*Set problem*
State how many lines in the entries below contain the string "France". Give only the number.

*Working data*
____

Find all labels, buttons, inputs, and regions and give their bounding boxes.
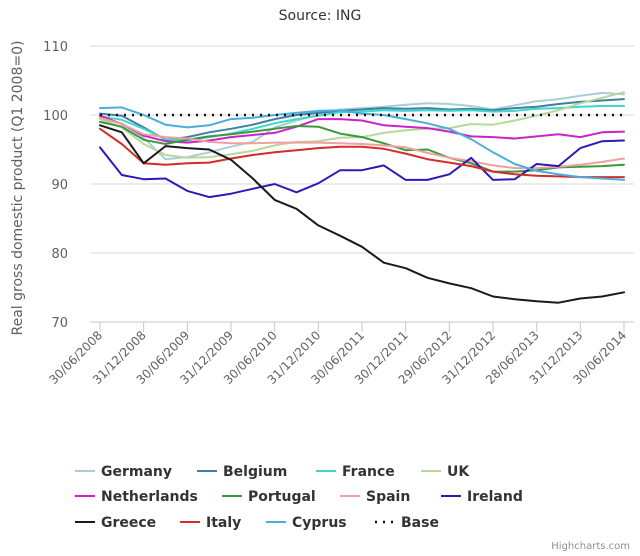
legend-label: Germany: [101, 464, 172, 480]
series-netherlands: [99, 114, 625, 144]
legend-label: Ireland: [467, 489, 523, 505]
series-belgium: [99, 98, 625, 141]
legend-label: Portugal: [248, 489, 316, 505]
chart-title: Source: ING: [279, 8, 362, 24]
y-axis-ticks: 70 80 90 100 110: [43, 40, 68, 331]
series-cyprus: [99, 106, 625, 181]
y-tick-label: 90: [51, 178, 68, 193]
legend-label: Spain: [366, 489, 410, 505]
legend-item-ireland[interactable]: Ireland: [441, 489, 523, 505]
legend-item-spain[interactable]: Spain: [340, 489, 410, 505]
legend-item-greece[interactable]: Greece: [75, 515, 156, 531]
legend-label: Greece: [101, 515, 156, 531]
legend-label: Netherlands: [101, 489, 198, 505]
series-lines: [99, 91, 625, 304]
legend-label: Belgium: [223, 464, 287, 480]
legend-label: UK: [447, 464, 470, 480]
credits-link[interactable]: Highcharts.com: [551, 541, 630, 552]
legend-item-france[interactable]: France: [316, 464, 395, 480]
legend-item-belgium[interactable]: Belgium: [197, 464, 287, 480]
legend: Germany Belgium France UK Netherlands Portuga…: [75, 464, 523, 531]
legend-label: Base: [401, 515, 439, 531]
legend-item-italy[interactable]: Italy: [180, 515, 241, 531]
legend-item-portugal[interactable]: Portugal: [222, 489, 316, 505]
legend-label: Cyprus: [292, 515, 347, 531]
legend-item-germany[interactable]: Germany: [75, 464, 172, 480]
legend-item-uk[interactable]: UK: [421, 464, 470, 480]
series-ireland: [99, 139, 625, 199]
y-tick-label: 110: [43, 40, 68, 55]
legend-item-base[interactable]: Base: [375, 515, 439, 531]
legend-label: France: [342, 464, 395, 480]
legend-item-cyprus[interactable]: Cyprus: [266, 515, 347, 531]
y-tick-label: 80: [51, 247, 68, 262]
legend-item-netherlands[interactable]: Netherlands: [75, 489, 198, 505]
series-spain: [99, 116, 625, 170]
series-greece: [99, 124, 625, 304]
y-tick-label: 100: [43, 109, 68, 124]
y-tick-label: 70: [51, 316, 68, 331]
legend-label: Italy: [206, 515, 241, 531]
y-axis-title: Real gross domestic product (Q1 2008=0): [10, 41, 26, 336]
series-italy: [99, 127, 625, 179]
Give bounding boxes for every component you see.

____

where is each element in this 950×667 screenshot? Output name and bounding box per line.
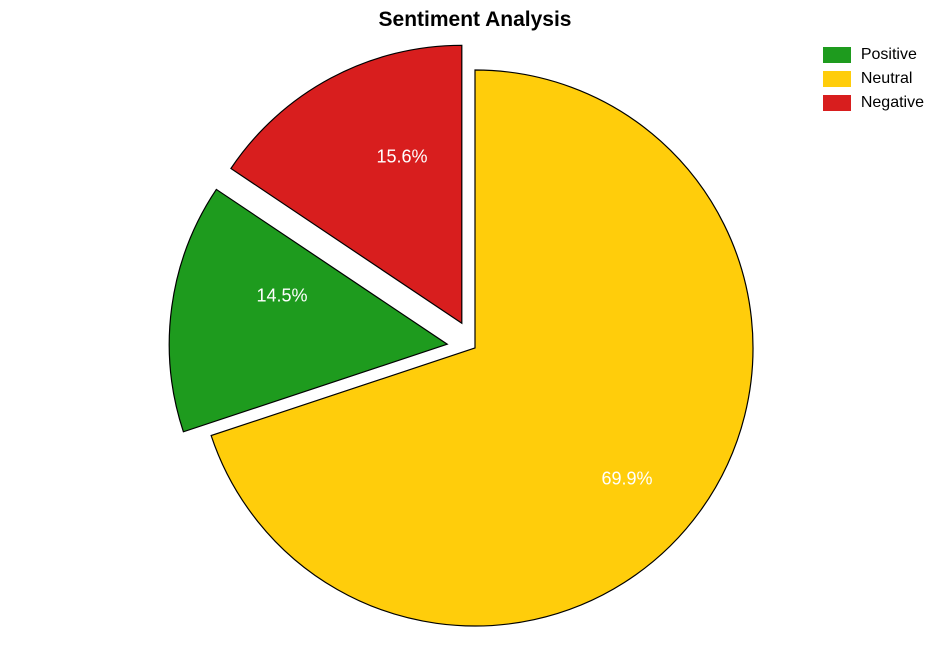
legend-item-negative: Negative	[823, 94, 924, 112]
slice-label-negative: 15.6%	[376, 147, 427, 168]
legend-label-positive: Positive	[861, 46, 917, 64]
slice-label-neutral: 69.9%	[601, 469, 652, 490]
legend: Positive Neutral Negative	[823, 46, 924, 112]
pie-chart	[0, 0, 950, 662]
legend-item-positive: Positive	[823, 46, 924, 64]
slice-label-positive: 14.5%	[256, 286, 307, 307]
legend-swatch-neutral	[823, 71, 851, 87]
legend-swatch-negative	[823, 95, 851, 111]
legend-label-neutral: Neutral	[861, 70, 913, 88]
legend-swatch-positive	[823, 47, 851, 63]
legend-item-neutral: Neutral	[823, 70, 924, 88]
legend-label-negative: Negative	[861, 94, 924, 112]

____

*Answer for this exercise*
3